* Start *
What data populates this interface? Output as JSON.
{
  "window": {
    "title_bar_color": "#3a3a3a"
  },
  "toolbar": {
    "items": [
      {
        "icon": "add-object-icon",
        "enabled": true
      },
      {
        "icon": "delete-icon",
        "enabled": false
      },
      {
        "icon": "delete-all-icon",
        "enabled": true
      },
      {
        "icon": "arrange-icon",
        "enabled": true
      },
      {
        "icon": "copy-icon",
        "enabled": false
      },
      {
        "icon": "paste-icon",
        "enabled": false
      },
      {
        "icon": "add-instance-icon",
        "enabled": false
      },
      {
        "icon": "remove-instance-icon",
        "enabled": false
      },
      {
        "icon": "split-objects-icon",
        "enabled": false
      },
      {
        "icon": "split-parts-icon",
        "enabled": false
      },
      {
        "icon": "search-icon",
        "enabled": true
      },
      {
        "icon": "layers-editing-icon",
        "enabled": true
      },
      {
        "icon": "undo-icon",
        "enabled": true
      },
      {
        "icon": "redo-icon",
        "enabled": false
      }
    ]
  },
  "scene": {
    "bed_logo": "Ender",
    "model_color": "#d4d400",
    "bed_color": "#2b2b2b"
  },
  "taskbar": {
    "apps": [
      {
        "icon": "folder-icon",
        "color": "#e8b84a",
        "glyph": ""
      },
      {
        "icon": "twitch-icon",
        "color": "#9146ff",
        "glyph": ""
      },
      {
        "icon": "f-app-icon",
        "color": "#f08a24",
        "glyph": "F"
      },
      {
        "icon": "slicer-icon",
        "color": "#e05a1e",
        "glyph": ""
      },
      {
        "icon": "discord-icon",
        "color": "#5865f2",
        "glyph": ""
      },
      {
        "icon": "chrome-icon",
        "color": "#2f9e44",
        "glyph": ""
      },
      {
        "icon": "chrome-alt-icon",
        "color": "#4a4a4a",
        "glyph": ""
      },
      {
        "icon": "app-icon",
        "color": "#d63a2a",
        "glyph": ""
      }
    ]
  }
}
* End *
- _Directions_:
Repeat the data verbatim.

- _Exercise output_:
What data populates this interface? Output as JSON.
{
  "window": {
    "title_bar_color": "#3a3a3a"
  },
  "toolbar": {
    "items": [
      {
        "icon": "add-object-icon",
        "enabled": true
      },
      {
        "icon": "delete-icon",
        "enabled": false
      },
      {
        "icon": "delete-all-icon",
        "enabled": true
      },
      {
        "icon": "arrange-icon",
        "enabled": true
      },
      {
        "icon": "copy-icon",
        "enabled": false
      },
      {
        "icon": "paste-icon",
        "enabled": false
      },
      {
        "icon": "add-instance-icon",
        "enabled": false
      },
      {
        "icon": "remove-instance-icon",
        "enabled": false
      },
      {
        "icon": "split-objects-icon",
        "enabled": false
      },
      {
        "icon": "split-parts-icon",
        "enabled": false
      },
      {
        "icon": "search-icon",
        "enabled": true
      },
      {
        "icon": "layers-editing-icon",
        "enabled": true
      },
      {
        "icon": "undo-icon",
        "enabled": true
      },
      {
        "icon": "redo-icon",
        "enabled": false
      }
    ]
  },
  "scene": {
    "bed_logo": "Ender",
    "model_color": "#d4d400",
    "bed_color": "#2b2b2b"
  },
  "taskbar": {
    "apps": [
      {
        "icon": "folder-icon",
        "color": "#e8b84a",
        "glyph": ""
      },
      {
        "icon": "twitch-icon",
        "color": "#9146ff",
        "glyph": ""
      },
      {
        "icon": "f-app-icon",
        "color": "#f08a24",
        "glyph": "F"
      },
      {
        "icon": "slicer-icon",
        "color": "#e05a1e",
        "glyph": ""
      },
      {
        "icon": "discord-icon",
        "color": "#5865f2",
        "glyph": ""
      },
      {
        "icon": "chrome-icon",
        "color": "#2f9e44",
        "glyph": ""
      },
      {
        "icon": "chrome-alt-icon",
        "color": "#4a4a4a",
        "glyph": ""
      },
      {
        "icon": "app-icon",
        "color": "#d63a2a",
        "glyph": ""
      }
    ]
  }
}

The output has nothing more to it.